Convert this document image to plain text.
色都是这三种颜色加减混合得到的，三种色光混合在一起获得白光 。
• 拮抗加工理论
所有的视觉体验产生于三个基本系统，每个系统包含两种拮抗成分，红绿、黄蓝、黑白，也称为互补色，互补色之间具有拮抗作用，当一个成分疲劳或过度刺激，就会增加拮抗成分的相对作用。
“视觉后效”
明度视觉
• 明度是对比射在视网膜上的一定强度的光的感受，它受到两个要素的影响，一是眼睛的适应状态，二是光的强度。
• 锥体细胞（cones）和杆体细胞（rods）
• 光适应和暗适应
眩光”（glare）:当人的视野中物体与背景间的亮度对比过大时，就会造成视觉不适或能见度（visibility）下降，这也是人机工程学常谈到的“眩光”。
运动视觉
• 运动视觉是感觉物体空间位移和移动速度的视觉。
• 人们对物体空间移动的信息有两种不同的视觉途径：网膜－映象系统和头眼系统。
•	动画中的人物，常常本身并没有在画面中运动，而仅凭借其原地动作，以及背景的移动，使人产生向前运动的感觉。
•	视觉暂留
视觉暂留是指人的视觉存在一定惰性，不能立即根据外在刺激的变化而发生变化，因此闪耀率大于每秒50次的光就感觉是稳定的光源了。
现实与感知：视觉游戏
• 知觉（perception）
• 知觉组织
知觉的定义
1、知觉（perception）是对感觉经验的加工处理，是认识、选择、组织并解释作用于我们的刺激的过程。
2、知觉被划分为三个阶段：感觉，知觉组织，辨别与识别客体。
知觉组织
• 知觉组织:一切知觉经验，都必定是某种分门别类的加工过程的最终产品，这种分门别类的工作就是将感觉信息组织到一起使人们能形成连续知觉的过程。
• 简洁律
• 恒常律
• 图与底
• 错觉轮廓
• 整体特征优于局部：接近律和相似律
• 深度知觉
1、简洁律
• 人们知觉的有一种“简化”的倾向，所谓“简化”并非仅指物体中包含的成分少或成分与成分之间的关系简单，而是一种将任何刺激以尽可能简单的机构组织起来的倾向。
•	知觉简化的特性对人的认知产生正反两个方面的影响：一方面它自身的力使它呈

#### [WHAT THIS TASK INVOLVES]
All of the entries above should be written out again exactly.

#### [ANSWER FOR THE TASK]
Convert this document image to plain text.
色都是这三种颜色加减混合得到的，三种色光混合在一起获得白光 。
• 拮抗加工理论
所有的视觉体验产生于三个基本系统，每个系统包含两种拮抗成分，红绿、黄蓝、黑白，也称为互补色，互补色之间具有拮抗作用，当一个成分疲劳或过度刺激，就会增加拮抗成分的相对作用。
“视觉后效”
明度视觉
• 明度是对比射在视网膜上的一定强度的光的感受，它受到两个要素的影响，一是眼睛的适应状态，二是光的强度。
• 锥体细胞（cones）和杆体细胞（rods）
• 光适应和暗适应
眩光”（glare）:当人的视野中物体与背景间的亮度对比过大时，就会造成视觉不适或能见度（visibility）下降，这也是人机工程学常谈到的“眩光”。
运动视觉
• 运动视觉是感觉物体空间位移和移动速度的视觉。
• 人们对物体空间移动的信息有两种不同的视觉途径：网膜－映象系统和头眼系统。
•	动画中的人物，常常本身并没有在画面中运动，而仅凭借其原地动作，以及背景的移动，使人产生向前运动的感觉。
•	视觉暂留
视觉暂留是指人的视觉存在一定惰性，不能立即根据外在刺激的变化而发生变化，因此闪耀率大于每秒50次的光就感觉是稳定的光源了。
现实与感知：视觉游戏
• 知觉（perception）
• 知觉组织
知觉的定义
1、知觉（perception）是对感觉经验的加工处理，是认识、选择、组织并解释作用于我们的刺激的过程。
2、知觉被划分为三个阶段：感觉，知觉组织，辨别与识别客体。
知觉组织
• 知觉组织:一切知觉经验，都必定是某种分门别类的加工过程的最终产品，这种分门别类的工作就是将感觉信息组织到一起使人们能形成连续知觉的过程。
• 简洁律
• 恒常律
• 图与底
• 错觉轮廓
• 整体特征优于局部：接近律和相似律
• 深度知觉
1、简洁律
• 人们知觉的有一种“简化”的倾向，所谓“简化”并非仅指物体中包含的成分少或成分与成分之间的关系简单，而是一种将任何刺激以尽可能简单的机构组织起来的倾向。
•	知觉简化的特性对人的认知产生正反两个方面的影响：一方面它自身的力使它呈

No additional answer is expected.